═════ Records supplied

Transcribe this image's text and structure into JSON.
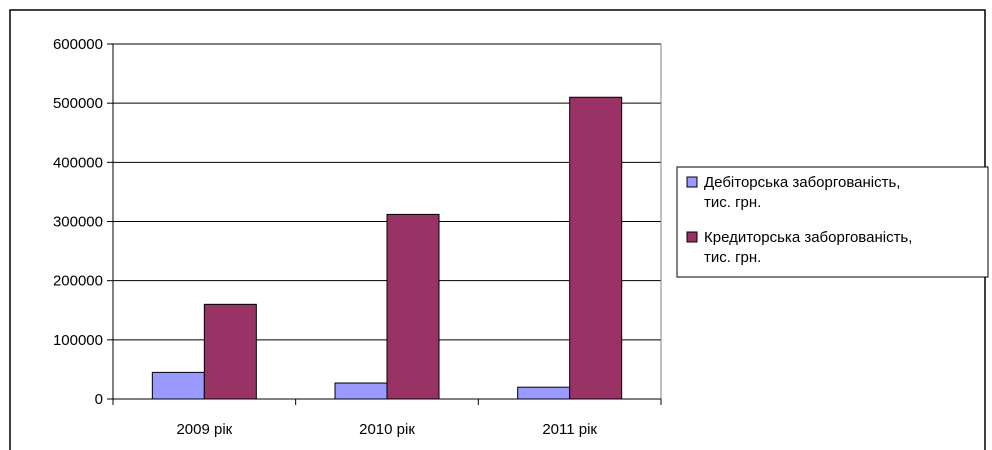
{
  "chart_data": {
    "type": "bar",
    "title": "",
    "xlabel": "",
    "ylabel": "",
    "categories": [
      "2009 рік",
      "2010 рік",
      "2011 рік"
    ],
    "series": [
      {
        "name_lines": [
          "Дебіторська заборгованість,",
          "тис. грн."
        ],
        "values": [
          45000,
          27000,
          20000
        ],
        "color": "#9999ff"
      },
      {
        "name_lines": [
          "Кредиторська заборгованість,",
          "тис. грн."
        ],
        "values": [
          160000,
          312000,
          510000
        ],
        "color": "#993366"
      }
    ],
    "ylim": [
      0,
      600000
    ],
    "y_ticks": [
      "0",
      "100000",
      "200000",
      "300000",
      "400000",
      "500000",
      "600000"
    ],
    "grid": true,
    "legend_position": "right"
  }
}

══════════

Task to complete
Every line is to be duplicated exactly, though pictures stay out.

Response
Transcribe this image's text and structure into JSON.
{
  "chart_data": {
    "type": "bar",
    "title": "",
    "xlabel": "",
    "ylabel": "",
    "categories": [
      "2009 рік",
      "2010 рік",
      "2011 рік"
    ],
    "series": [
      {
        "name_lines": [
          "Дебіторська заборгованість,",
          "тис. грн."
        ],
        "values": [
          45000,
          27000,
          20000
        ],
        "color": "#9999ff"
      },
      {
        "name_lines": [
          "Кредиторська заборгованість,",
          "тис. грн."
        ],
        "values": [
          160000,
          312000,
          510000
        ],
        "color": "#993366"
      }
    ],
    "ylim": [
      0,
      600000
    ],
    "y_ticks": [
      "0",
      "100000",
      "200000",
      "300000",
      "400000",
      "500000",
      "600000"
    ],
    "grid": true,
    "legend_position": "right"
  }
}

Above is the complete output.